Copy every line with the string "title" in it.

== Input for this task

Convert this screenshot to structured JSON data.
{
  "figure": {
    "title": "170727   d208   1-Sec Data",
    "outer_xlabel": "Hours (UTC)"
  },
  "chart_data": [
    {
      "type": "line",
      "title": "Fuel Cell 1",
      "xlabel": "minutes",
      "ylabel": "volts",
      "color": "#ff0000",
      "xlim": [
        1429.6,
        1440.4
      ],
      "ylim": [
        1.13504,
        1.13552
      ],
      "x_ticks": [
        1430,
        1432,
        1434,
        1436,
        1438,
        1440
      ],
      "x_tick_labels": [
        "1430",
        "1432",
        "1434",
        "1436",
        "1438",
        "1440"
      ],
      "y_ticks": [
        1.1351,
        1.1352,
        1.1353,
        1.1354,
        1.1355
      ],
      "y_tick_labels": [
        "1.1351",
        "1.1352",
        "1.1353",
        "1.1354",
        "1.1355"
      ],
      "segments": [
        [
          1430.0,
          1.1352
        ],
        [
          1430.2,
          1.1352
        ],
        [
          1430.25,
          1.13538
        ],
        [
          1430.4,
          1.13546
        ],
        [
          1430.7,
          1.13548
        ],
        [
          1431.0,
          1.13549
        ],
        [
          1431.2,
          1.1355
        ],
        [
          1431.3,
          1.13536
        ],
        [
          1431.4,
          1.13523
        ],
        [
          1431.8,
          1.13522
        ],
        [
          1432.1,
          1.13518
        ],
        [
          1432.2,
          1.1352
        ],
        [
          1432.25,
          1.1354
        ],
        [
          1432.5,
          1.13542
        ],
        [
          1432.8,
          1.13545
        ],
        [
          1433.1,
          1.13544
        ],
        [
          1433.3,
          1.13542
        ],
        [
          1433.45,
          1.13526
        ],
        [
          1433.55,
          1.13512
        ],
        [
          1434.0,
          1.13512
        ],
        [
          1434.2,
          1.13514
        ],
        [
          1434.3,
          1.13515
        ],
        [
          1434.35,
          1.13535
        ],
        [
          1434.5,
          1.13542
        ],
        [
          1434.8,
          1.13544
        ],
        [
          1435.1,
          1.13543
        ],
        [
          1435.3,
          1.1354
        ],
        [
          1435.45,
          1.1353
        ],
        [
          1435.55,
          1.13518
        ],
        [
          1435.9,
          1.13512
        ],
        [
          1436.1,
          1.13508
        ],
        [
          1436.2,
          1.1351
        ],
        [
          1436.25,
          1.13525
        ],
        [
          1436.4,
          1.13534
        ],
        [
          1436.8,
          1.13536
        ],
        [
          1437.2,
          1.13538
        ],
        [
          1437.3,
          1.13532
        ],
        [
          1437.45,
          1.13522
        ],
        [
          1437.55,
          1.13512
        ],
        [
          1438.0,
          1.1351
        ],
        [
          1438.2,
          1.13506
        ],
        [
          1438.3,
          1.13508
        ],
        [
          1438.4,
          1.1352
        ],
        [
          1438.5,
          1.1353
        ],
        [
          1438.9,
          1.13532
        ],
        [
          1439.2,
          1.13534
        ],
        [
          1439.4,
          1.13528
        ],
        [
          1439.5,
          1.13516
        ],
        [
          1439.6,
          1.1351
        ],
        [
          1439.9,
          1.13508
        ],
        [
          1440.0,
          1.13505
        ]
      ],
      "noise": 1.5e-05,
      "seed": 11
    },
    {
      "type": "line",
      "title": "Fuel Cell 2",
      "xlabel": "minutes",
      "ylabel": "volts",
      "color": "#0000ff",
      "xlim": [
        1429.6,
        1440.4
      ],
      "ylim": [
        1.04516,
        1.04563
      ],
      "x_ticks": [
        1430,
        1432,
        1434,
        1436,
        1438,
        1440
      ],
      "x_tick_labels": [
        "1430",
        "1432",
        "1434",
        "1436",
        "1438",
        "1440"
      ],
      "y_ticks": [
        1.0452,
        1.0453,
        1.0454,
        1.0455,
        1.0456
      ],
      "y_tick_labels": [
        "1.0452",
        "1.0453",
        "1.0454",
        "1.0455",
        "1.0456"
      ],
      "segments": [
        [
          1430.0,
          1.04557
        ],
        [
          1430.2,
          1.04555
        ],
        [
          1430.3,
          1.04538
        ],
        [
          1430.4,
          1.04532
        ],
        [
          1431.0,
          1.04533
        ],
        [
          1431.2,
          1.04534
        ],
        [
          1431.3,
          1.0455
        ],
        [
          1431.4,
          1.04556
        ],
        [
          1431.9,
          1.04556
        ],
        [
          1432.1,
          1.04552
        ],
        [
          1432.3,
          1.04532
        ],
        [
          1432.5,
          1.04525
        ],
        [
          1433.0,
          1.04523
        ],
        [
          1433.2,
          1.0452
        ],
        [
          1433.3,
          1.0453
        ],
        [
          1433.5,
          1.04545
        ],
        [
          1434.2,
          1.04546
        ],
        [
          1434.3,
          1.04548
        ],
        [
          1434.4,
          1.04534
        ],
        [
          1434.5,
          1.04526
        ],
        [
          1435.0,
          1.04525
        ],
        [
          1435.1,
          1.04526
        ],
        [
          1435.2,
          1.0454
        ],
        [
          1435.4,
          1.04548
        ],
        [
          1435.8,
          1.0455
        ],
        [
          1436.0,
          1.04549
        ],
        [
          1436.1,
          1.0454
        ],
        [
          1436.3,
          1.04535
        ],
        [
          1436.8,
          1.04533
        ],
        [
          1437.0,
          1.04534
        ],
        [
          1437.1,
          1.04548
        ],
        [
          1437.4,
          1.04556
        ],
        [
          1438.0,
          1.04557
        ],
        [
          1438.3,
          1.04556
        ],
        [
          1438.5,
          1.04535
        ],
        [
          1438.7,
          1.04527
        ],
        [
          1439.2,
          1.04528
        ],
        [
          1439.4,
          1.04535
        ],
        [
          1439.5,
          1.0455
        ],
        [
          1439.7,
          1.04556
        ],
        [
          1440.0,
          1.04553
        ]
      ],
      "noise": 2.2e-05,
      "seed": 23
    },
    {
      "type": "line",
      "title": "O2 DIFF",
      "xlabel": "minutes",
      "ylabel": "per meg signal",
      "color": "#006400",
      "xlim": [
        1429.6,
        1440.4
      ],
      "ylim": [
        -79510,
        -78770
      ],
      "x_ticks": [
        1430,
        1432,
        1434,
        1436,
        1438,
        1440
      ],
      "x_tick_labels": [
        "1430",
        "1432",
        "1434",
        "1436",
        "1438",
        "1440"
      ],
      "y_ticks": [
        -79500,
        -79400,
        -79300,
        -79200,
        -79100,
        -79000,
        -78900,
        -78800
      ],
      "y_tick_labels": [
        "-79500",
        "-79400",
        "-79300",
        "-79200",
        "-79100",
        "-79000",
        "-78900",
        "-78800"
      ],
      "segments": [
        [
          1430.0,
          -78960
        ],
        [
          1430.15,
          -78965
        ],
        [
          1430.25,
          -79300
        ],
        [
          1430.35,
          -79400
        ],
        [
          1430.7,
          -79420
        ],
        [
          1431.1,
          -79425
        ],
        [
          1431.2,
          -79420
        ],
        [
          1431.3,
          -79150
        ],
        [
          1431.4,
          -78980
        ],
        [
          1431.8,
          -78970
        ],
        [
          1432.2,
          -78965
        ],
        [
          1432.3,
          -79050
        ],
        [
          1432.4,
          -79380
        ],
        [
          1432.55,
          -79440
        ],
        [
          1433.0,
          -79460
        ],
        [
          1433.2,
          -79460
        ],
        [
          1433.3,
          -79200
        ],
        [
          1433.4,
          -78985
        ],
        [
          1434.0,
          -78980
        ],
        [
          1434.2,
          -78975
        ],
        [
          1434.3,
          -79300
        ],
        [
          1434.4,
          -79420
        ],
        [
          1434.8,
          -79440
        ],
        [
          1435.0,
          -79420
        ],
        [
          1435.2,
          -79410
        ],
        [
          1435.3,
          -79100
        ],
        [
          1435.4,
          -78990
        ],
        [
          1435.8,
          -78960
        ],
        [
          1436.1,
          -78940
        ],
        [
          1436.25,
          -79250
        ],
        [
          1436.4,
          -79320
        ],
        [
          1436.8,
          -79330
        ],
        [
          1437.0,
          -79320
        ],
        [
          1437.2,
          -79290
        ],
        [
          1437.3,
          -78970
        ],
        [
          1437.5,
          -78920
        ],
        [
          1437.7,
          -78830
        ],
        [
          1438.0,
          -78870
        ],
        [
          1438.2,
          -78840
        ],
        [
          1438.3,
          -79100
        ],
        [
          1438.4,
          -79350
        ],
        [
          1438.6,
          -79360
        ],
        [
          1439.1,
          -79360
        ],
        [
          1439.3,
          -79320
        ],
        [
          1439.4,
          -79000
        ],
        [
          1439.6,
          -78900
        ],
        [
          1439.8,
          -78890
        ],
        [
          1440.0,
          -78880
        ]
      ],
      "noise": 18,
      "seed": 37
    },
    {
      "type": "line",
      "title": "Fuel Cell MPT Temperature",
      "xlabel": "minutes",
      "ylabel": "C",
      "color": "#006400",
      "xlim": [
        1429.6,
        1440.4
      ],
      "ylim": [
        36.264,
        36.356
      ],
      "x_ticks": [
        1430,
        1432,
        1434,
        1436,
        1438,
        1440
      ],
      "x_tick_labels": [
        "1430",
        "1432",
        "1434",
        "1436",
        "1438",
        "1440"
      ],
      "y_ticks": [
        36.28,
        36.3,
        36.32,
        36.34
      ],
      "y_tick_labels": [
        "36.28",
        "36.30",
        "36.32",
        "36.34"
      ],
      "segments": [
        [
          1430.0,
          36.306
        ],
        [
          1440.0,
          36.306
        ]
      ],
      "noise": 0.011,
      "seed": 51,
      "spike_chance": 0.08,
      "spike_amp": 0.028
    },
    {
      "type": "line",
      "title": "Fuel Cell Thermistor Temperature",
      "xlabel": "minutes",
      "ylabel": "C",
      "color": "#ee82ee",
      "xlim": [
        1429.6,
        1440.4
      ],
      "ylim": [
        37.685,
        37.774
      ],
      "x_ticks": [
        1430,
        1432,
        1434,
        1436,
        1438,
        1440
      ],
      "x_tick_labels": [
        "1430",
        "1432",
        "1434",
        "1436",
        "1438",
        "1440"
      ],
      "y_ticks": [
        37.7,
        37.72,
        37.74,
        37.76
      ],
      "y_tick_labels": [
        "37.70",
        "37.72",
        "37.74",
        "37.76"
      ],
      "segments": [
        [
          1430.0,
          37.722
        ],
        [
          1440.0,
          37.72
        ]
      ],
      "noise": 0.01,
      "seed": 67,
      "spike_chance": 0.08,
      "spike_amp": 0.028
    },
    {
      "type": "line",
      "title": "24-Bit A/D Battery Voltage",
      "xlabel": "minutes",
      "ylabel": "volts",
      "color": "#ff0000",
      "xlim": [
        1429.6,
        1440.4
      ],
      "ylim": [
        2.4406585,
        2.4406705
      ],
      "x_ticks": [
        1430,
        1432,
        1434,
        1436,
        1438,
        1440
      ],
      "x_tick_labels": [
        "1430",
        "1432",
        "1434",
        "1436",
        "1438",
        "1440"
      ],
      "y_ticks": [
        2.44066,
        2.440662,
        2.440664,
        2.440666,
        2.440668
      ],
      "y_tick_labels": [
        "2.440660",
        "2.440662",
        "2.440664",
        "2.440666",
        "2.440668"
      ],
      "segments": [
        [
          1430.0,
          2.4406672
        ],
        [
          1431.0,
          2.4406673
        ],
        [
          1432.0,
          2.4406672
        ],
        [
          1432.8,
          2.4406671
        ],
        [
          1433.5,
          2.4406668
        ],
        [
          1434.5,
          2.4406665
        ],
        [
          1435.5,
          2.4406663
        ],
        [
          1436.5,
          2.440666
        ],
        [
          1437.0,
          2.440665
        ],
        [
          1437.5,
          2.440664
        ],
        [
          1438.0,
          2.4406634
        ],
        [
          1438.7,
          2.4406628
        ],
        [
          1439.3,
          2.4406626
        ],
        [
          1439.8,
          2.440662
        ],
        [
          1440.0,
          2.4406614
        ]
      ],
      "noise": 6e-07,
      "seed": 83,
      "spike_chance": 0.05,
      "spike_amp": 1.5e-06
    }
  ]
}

====

▶ **Task answer**
    "title": "170727   d208   1-Sec Data",
      "title": "Fuel Cell 1",
      "title": "Fuel Cell 2",
      "title": "O2 DIFF",
      "title": "Fuel Cell MPT Temperature",
      "title": "Fuel Cell Thermistor Temperature",
      "title": "24-Bit A/D Battery Voltage",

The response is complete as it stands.